**Task objective**.
Word for word, set down the records and skip each picture.

**Dataset entries**.
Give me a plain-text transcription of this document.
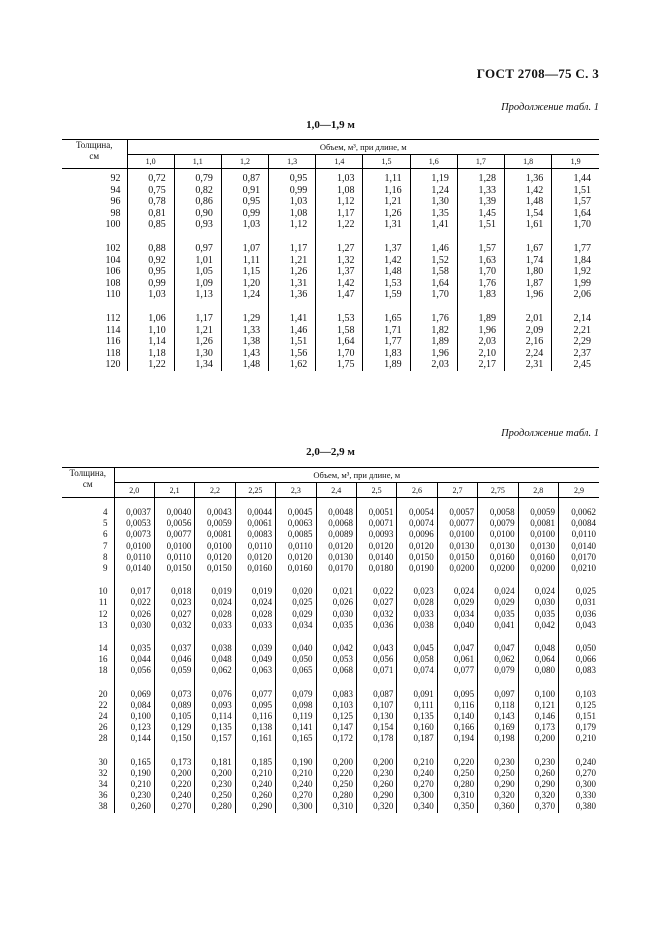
ГОСТ 2708—75 С. 3
Продолжение табл. 1
1,0—1,9 м
Толщина,
см	Объем, м³, при длине, м									
	1,0	1,1	1,2	1,3	1,4	1,5	1,6	1,7	1,8	1,9

92	0,72	0,79	0,87	0,95	1,03	1,11	1,19	1,28	1,36	1,44
94	0,75	0,82	0,91	0,99	1,08	1,16	1,24	1,33	1,42	1,51
96	0,78	0,86	0,95	1,03	1,12	1,21	1,30	1,39	1,48	1,57
98	0,81	0,90	0,99	1,08	1,17	1,26	1,35	1,45	1,54	1,64
100	0,85	0,93	1,03	1,12	1,22	1,31	1,41	1,51	1,61	1,70

102	0,88	0,97	1,07	1,17	1,27	1,37	1,46	1,57	1,67	1,77
104	0,92	1,01	1,11	1,21	1,32	1,42	1,52	1,63	1,74	1,84
106	0,95	1,05	1,15	1,26	1,37	1,48	1,58	1,70	1,80	1,92
108	0,99	1,09	1,20	1,31	1,42	1,53	1,64	1,76	1,87	1,99
110	1,03	1,13	1,24	1,36	1,47	1,59	1,70	1,83	1,96	2,06

112	1,06	1,17	1,29	1,41	1,53	1,65	1,76	1,89	2,01	2,14
114	1,10	1,21	1,33	1,46	1,58	1,71	1,82	1,96	2,09	2,21
116	1,14	1,26	1,38	1,51	1,64	1,77	1,89	2,03	2,16	2,29
118	1,18	1,30	1,43	1,56	1,70	1,83	1,96	2,10	2,24	2,37
120	1,22	1,34	1,48	1,62	1,75	1,89	2,03	2,17	2,31	2,45
Продолжение табл. 1
2,0—2,9 м
Толщина,
см	Объем, м³, при длине, м											
	2,0	2,1	2,2	2,25	2,3	2,4	2,5	2,6	2,7	2,75	2,8	2,9

4	0,0037	0,0040	0,0043	0,0044	0,0045	0,0048	0,0051	0,0054	0,0057	0,0058	0,0059	0,0062
5	0,0053	0,0056	0,0059	0,0061	0,0063	0,0068	0,0071	0,0074	0,0077	0,0079	0,0081	0,0084
6	0,0073	0,0077	0,0081	0,0083	0,0085	0,0089	0,0093	0,0096	0,0100	0,0100	0,0100	0,0110
7	0,0100	0,0100	0,0100	0,0110	0,0110	0,0120	0,0120	0,0120	0,0130	0,0130	0,0130	0,0140
8	0,0110	0,0110	0,0120	0,0120	0,0120	0,0130	0,0140	0,0150	0,0150	0,0160	0,0160	0,0170
9	0,0140	0,0150	0,0150	0,0160	0,0160	0,0170	0,0180	0,0190	0,0200	0,0200	0,0200	0,0210

10	0,017	0,018	0,019	0,019	0,020	0,021	0,022	0,023	0,024	0,024	0,024	0,025
11	0,022	0,023	0,024	0,024	0,025	0,026	0,027	0,028	0,029	0,029	0,030	0,031
12	0,026	0,027	0,028	0,028	0,029	0,030	0,032	0,033	0,034	0,035	0,035	0,036
13	0,030	0,032	0,033	0,033	0,034	0,035	0,036	0,038	0,040	0,041	0,042	0,043

14	0,035	0,037	0,038	0,039	0,040	0,042	0,043	0,045	0,047	0,047	0,048	0,050
16	0,044	0,046	0,048	0,049	0,050	0,053	0,056	0,058	0,061	0,062	0,064	0,066
18	0,056	0,059	0,062	0,063	0,065	0,068	0,071	0,074	0,077	0,079	0,080	0,083

20	0,069	0,073	0,076	0,077	0,079	0,083	0,087	0,091	0,095	0,097	0,100	0,103
22	0,084	0,089	0,093	0,095	0,098	0,103	0,107	0,111	0,116	0,118	0,121	0,125
24	0,100	0,105	0,114	0,116	0,119	0,125	0,130	0,135	0,140	0,143	0,146	0,151
26	0,123	0,129	0,135	0,138	0,141	0,147	0,154	0,160	0,166	0,169	0,173	0,179
28	0,144	0,150	0,157	0,161	0,165	0,172	0,178	0,187	0,194	0,198	0,200	0,210

30	0,165	0,173	0,181	0,185	0,190	0,200	0,200	0,210	0,220	0,230	0,230	0,240
32	0,190	0,200	0,200	0,210	0,210	0,220	0,230	0,240	0,250	0,250	0,260	0,270
34	0,210	0,220	0,230	0,240	0,240	0,250	0,260	0,270	0,280	0,290	0,290	0,300
36	0,230	0,240	0,250	0,260	0,270	0,280	0,290	0,300	0,310	0,320	0,320	0,330
38	0,260	0,270	0,280	0,290	0,300	0,310	0,320	0,340	0,350	0,360	0,370	0,380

**Full output**.
Give me a plain-text transcription of this document.
ГОСТ 2708—75 С. 3
Продолжение табл. 1
1,0—1,9 м
Толщина,
см	Объем, м³, при длине, м									
	1,0	1,1	1,2	1,3	1,4	1,5	1,6	1,7	1,8	1,9

92	0,72	0,79	0,87	0,95	1,03	1,11	1,19	1,28	1,36	1,44
94	0,75	0,82	0,91	0,99	1,08	1,16	1,24	1,33	1,42	1,51
96	0,78	0,86	0,95	1,03	1,12	1,21	1,30	1,39	1,48	1,57
98	0,81	0,90	0,99	1,08	1,17	1,26	1,35	1,45	1,54	1,64
100	0,85	0,93	1,03	1,12	1,22	1,31	1,41	1,51	1,61	1,70

102	0,88	0,97	1,07	1,17	1,27	1,37	1,46	1,57	1,67	1,77
104	0,92	1,01	1,11	1,21	1,32	1,42	1,52	1,63	1,74	1,84
106	0,95	1,05	1,15	1,26	1,37	1,48	1,58	1,70	1,80	1,92
108	0,99	1,09	1,20	1,31	1,42	1,53	1,64	1,76	1,87	1,99
110	1,03	1,13	1,24	1,36	1,47	1,59	1,70	1,83	1,96	2,06

112	1,06	1,17	1,29	1,41	1,53	1,65	1,76	1,89	2,01	2,14
114	1,10	1,21	1,33	1,46	1,58	1,71	1,82	1,96	2,09	2,21
116	1,14	1,26	1,38	1,51	1,64	1,77	1,89	2,03	2,16	2,29
118	1,18	1,30	1,43	1,56	1,70	1,83	1,96	2,10	2,24	2,37
120	1,22	1,34	1,48	1,62	1,75	1,89	2,03	2,17	2,31	2,45
Продолжение табл. 1
2,0—2,9 м
Толщина,
см	Объем, м³, при длине, м											
	2,0	2,1	2,2	2,25	2,3	2,4	2,5	2,6	2,7	2,75	2,8	2,9

4	0,0037	0,0040	0,0043	0,0044	0,0045	0,0048	0,0051	0,0054	0,0057	0,0058	0,0059	0,0062
5	0,0053	0,0056	0,0059	0,0061	0,0063	0,0068	0,0071	0,0074	0,0077	0,0079	0,0081	0,0084
6	0,0073	0,0077	0,0081	0,0083	0,0085	0,0089	0,0093	0,0096	0,0100	0,0100	0,0100	0,0110
7	0,0100	0,0100	0,0100	0,0110	0,0110	0,0120	0,0120	0,0120	0,0130	0,0130	0,0130	0,0140
8	0,0110	0,0110	0,0120	0,0120	0,0120	0,0130	0,0140	0,0150	0,0150	0,0160	0,0160	0,0170
9	0,0140	0,0150	0,0150	0,0160	0,0160	0,0170	0,0180	0,0190	0,0200	0,0200	0,0200	0,0210

10	0,017	0,018	0,019	0,019	0,020	0,021	0,022	0,023	0,024	0,024	0,024	0,025
11	0,022	0,023	0,024	0,024	0,025	0,026	0,027	0,028	0,029	0,029	0,030	0,031
12	0,026	0,027	0,028	0,028	0,029	0,030	0,032	0,033	0,034	0,035	0,035	0,036
13	0,030	0,032	0,033	0,033	0,034	0,035	0,036	0,038	0,040	0,041	0,042	0,043

14	0,035	0,037	0,038	0,039	0,040	0,042	0,043	0,045	0,047	0,047	0,048	0,050
16	0,044	0,046	0,048	0,049	0,050	0,053	0,056	0,058	0,061	0,062	0,064	0,066
18	0,056	0,059	0,062	0,063	0,065	0,068	0,071	0,074	0,077	0,079	0,080	0,083

20	0,069	0,073	0,076	0,077	0,079	0,083	0,087	0,091	0,095	0,097	0,100	0,103
22	0,084	0,089	0,093	0,095	0,098	0,103	0,107	0,111	0,116	0,118	0,121	0,125
24	0,100	0,105	0,114	0,116	0,119	0,125	0,130	0,135	0,140	0,143	0,146	0,151
26	0,123	0,129	0,135	0,138	0,141	0,147	0,154	0,160	0,166	0,169	0,173	0,179
28	0,144	0,150	0,157	0,161	0,165	0,172	0,178	0,187	0,194	0,198	0,200	0,210

30	0,165	0,173	0,181	0,185	0,190	0,200	0,200	0,210	0,220	0,230	0,230	0,240
32	0,190	0,200	0,200	0,210	0,210	0,220	0,230	0,240	0,250	0,250	0,260	0,270
34	0,210	0,220	0,230	0,240	0,240	0,250	0,260	0,270	0,280	0,290	0,290	0,300
36	0,230	0,240	0,250	0,260	0,270	0,280	0,290	0,300	0,310	0,320	0,320	0,330
38	0,260	0,270	0,280	0,290	0,300	0,310	0,320	0,340	0,350	0,360	0,370	0,380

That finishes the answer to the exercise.